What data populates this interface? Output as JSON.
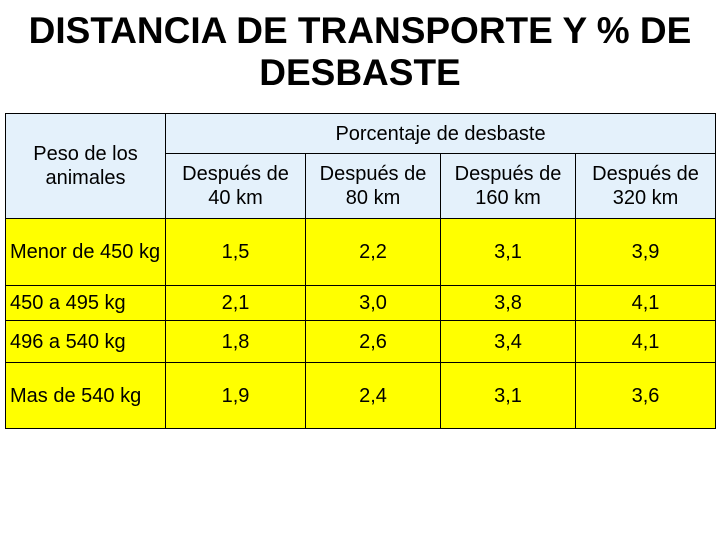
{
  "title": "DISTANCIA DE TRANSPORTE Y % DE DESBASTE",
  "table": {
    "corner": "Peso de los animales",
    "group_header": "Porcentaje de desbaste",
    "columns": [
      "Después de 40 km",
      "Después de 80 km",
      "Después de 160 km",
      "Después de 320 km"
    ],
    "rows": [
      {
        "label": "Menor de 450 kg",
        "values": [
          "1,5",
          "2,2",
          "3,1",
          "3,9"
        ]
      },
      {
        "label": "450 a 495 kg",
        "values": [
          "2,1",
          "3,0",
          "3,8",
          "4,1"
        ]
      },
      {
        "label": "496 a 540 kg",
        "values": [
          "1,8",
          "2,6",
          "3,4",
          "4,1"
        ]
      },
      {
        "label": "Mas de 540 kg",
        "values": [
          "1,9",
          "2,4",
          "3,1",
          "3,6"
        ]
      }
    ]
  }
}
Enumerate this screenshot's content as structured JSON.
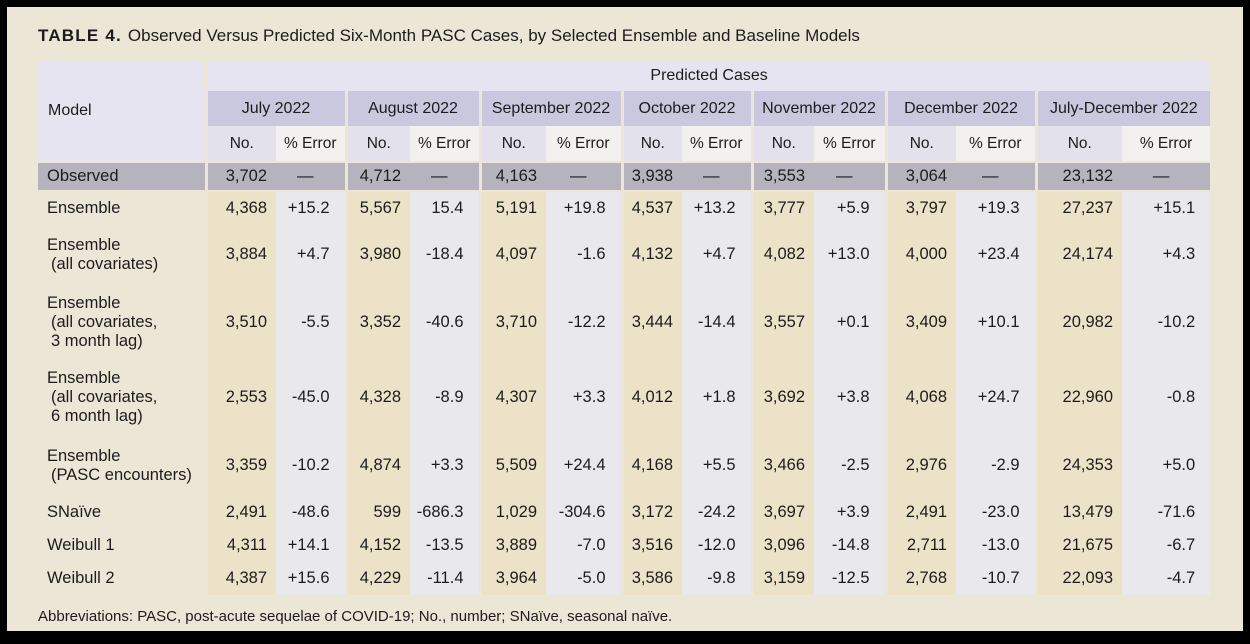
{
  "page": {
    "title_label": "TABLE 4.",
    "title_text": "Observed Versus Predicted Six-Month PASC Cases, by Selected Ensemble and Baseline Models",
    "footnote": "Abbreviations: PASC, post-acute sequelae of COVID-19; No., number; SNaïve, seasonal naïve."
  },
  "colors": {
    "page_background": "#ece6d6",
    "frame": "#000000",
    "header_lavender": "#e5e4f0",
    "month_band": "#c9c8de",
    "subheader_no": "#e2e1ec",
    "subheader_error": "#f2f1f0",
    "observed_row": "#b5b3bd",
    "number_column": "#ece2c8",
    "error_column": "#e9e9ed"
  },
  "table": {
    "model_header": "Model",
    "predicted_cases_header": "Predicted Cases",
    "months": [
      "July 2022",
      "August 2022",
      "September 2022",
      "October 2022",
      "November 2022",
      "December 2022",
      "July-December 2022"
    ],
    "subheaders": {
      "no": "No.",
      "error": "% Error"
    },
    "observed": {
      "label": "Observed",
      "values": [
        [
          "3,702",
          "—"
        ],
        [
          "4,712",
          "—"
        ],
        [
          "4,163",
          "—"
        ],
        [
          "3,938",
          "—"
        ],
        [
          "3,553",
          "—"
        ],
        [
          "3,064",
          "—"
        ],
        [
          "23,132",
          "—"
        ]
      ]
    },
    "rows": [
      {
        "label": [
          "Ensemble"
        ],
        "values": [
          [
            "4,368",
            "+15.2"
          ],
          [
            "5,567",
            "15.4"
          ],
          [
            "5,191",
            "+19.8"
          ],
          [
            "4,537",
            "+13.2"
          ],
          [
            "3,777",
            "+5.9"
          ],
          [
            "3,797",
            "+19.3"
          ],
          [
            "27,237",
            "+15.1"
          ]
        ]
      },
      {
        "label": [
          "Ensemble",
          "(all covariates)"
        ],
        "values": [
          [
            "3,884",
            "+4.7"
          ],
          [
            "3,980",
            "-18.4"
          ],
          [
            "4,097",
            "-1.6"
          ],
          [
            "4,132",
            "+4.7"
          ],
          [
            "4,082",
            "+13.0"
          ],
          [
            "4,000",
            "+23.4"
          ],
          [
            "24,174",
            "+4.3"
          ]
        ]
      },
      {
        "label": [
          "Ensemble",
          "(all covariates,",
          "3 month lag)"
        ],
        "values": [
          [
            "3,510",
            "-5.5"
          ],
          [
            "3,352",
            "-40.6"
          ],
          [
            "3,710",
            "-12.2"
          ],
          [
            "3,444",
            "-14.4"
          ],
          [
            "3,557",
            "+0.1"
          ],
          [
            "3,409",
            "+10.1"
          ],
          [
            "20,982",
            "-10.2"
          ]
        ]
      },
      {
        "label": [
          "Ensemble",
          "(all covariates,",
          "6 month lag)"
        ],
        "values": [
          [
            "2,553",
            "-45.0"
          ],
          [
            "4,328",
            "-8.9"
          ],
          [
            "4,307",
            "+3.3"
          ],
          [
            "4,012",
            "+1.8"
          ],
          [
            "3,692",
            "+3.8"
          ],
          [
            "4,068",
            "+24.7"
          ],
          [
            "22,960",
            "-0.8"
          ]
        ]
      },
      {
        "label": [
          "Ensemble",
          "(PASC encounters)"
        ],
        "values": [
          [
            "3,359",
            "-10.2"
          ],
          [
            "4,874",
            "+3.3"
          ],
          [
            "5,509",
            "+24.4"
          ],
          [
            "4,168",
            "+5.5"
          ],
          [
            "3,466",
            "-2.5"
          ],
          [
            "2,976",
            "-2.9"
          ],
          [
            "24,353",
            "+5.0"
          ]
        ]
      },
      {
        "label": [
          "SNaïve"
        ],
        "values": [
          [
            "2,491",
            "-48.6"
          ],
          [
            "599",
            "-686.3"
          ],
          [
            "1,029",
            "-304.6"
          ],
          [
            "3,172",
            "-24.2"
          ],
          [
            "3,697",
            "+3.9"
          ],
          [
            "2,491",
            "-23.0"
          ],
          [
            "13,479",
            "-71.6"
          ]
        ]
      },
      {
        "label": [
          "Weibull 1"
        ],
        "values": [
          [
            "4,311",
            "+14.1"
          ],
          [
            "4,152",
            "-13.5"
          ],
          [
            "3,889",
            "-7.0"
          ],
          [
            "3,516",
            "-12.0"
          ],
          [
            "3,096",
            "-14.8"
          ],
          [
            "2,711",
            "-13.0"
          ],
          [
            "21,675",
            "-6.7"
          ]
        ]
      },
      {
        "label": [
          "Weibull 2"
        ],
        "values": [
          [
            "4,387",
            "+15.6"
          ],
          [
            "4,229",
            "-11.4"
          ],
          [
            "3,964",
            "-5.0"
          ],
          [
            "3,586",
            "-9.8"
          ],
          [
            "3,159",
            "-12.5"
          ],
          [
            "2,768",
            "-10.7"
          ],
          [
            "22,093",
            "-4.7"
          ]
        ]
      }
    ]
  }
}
§
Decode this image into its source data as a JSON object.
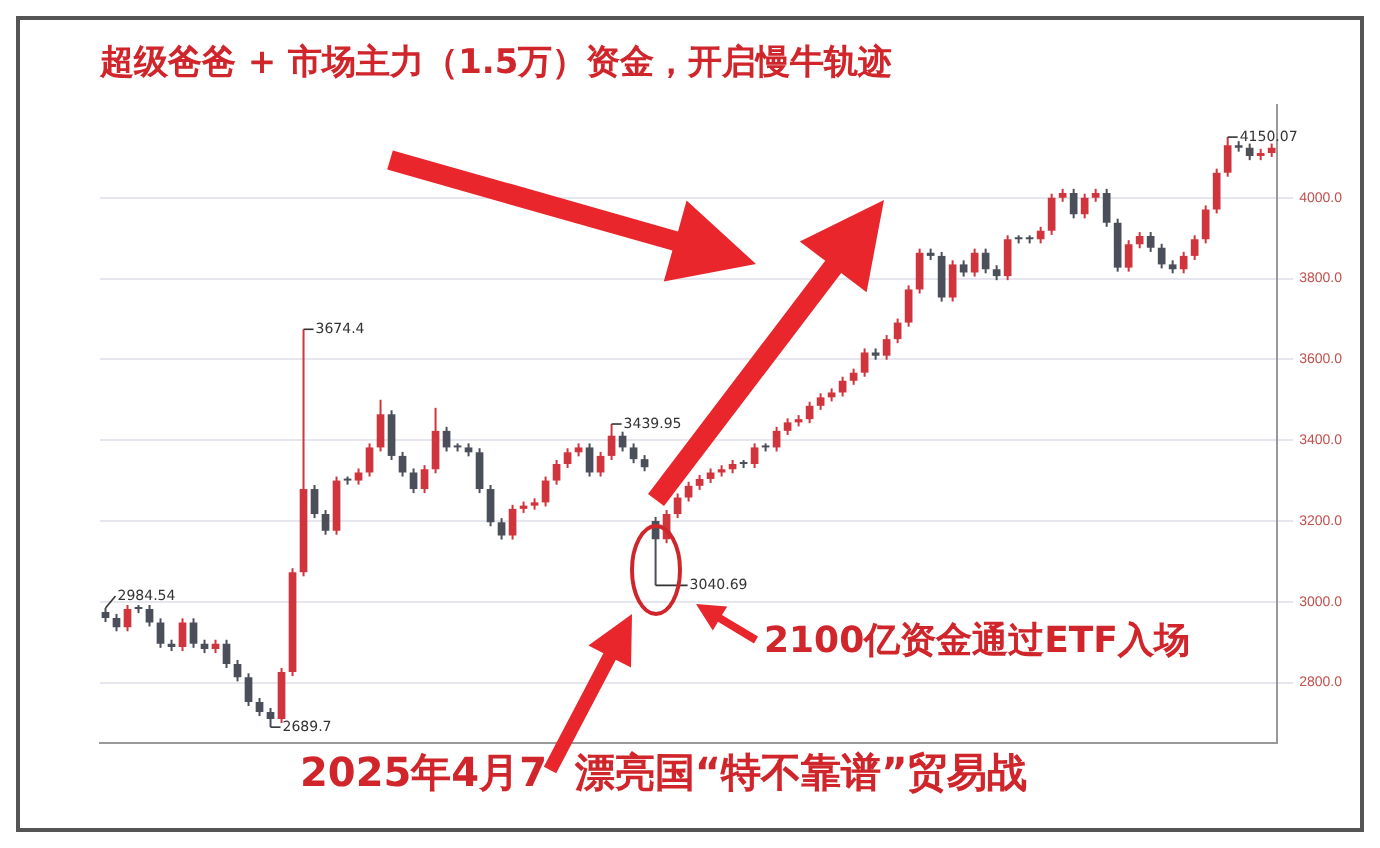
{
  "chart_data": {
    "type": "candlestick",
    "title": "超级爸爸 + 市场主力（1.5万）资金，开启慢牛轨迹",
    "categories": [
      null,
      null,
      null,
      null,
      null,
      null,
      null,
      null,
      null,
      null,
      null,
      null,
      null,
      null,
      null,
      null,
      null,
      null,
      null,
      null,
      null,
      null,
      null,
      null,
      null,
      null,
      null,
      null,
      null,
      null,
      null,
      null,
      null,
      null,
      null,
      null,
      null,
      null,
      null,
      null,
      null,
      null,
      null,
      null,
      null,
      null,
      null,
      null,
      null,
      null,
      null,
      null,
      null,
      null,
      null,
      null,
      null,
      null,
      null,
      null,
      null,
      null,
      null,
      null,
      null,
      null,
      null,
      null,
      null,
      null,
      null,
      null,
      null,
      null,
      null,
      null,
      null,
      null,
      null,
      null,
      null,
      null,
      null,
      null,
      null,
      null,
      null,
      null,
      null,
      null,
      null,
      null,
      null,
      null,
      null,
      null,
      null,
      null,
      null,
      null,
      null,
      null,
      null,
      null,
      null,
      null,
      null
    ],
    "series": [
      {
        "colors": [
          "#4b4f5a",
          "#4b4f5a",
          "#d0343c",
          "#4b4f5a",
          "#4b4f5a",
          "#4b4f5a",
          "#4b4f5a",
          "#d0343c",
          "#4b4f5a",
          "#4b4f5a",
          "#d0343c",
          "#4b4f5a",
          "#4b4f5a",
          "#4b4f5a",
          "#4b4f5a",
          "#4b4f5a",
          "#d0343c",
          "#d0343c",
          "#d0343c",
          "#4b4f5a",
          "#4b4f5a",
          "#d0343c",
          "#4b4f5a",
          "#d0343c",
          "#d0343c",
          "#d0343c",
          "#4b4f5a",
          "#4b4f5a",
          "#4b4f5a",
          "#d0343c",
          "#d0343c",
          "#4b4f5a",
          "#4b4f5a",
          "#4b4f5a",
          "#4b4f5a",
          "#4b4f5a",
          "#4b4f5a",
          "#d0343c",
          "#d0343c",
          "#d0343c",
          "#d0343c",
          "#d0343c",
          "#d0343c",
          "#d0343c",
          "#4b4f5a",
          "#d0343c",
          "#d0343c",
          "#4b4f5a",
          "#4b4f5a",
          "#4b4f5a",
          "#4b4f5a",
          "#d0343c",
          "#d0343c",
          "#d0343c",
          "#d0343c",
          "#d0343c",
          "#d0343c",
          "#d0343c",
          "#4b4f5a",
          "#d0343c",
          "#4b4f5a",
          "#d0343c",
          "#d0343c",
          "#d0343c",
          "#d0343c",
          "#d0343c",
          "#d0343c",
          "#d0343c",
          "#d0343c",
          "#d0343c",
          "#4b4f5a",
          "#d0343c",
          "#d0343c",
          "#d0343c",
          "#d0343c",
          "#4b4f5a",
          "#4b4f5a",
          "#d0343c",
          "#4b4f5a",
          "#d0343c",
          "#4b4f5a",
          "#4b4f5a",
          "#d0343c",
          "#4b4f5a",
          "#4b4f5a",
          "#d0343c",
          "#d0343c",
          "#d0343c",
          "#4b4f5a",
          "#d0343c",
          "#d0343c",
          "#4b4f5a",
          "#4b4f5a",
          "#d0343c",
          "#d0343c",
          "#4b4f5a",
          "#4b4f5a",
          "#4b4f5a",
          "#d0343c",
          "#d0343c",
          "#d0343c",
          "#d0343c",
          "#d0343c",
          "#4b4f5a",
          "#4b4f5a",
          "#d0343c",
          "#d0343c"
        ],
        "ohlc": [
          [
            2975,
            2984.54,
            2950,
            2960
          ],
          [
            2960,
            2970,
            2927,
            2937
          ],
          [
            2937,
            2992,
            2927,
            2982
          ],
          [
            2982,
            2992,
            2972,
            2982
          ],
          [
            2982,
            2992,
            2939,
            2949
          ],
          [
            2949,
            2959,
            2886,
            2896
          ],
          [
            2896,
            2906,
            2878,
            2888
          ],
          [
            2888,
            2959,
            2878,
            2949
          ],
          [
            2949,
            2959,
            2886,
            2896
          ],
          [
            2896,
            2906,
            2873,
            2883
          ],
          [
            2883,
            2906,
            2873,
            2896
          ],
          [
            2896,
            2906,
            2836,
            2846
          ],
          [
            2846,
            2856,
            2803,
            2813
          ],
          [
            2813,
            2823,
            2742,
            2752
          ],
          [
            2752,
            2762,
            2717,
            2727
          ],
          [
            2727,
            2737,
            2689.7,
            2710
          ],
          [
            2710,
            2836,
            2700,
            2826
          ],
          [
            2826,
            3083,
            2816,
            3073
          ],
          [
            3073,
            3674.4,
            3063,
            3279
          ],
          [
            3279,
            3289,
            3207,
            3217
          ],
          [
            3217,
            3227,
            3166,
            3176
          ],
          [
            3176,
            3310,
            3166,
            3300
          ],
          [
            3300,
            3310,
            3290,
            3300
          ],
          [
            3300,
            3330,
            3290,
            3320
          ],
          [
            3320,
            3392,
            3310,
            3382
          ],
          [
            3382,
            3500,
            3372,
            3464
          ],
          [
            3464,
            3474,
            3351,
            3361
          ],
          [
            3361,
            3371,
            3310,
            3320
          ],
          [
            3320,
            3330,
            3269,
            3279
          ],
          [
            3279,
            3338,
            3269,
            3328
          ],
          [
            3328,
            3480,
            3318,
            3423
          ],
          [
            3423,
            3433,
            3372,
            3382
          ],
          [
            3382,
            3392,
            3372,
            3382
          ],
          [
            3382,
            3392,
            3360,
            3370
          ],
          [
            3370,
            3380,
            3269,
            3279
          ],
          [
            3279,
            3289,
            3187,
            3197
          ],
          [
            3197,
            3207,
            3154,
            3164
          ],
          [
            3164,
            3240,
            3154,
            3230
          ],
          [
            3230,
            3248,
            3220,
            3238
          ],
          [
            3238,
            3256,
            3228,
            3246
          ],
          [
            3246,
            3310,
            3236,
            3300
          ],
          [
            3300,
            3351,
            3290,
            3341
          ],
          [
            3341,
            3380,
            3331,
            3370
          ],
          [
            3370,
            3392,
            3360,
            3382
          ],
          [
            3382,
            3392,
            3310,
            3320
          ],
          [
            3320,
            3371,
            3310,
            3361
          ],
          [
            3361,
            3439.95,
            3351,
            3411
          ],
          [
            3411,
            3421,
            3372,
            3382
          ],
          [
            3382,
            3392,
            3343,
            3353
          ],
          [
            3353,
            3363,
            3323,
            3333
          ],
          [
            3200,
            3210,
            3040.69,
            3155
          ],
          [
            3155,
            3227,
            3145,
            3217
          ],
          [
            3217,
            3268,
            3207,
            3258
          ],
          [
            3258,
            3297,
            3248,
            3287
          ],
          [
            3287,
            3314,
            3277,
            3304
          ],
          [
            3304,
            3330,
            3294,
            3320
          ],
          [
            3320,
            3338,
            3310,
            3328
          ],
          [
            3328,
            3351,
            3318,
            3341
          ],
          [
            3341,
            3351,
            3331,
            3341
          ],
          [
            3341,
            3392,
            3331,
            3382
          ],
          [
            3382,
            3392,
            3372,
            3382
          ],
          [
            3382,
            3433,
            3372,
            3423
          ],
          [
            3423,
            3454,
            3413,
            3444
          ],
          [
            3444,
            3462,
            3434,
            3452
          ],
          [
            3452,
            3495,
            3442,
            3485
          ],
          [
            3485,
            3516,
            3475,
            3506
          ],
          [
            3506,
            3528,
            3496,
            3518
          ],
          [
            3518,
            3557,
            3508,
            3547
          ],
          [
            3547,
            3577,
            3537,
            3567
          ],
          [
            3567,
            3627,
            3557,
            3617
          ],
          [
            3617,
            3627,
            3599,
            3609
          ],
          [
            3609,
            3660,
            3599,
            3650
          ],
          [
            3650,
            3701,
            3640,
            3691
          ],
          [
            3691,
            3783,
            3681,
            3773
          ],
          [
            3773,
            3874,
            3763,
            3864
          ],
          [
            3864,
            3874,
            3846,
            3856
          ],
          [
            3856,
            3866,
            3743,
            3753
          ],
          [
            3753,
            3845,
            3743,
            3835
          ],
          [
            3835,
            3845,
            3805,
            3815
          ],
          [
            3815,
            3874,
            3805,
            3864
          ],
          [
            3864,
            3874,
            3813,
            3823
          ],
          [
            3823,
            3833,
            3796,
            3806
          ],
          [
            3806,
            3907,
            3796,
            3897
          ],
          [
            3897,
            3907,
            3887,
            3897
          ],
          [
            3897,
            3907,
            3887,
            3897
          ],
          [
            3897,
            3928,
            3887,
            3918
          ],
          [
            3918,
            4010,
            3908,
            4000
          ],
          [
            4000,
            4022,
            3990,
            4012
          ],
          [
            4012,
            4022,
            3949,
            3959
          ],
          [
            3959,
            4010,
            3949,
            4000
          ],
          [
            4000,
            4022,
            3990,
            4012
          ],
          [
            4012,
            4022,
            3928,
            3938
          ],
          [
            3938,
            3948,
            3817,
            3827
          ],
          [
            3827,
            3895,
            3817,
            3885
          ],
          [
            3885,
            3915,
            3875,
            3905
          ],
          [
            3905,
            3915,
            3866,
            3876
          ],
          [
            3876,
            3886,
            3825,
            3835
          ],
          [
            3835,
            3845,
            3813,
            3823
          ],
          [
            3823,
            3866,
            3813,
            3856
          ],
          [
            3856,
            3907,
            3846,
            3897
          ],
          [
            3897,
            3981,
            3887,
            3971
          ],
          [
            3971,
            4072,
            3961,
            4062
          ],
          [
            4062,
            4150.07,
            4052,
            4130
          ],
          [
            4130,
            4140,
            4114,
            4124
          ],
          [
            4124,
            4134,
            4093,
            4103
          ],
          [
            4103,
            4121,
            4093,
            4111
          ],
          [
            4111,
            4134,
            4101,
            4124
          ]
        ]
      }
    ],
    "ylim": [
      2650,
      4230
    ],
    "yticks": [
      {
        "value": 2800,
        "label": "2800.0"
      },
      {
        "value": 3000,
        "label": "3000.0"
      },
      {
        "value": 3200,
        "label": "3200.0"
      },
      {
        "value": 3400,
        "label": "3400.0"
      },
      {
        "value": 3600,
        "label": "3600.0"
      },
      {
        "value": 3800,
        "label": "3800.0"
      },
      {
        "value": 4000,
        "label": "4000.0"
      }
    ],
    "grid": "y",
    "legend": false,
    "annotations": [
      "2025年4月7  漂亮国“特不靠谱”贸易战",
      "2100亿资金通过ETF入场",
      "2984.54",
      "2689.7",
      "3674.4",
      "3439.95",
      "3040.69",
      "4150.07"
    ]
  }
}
§
### Exercise prompt:
Identify each line of the material where the word "Después" shows up, and copy it.

### Solution:
      "Después de 40 km",
      "Después de 80 km",
      "Después de 160 km",
      "Después de 320 km"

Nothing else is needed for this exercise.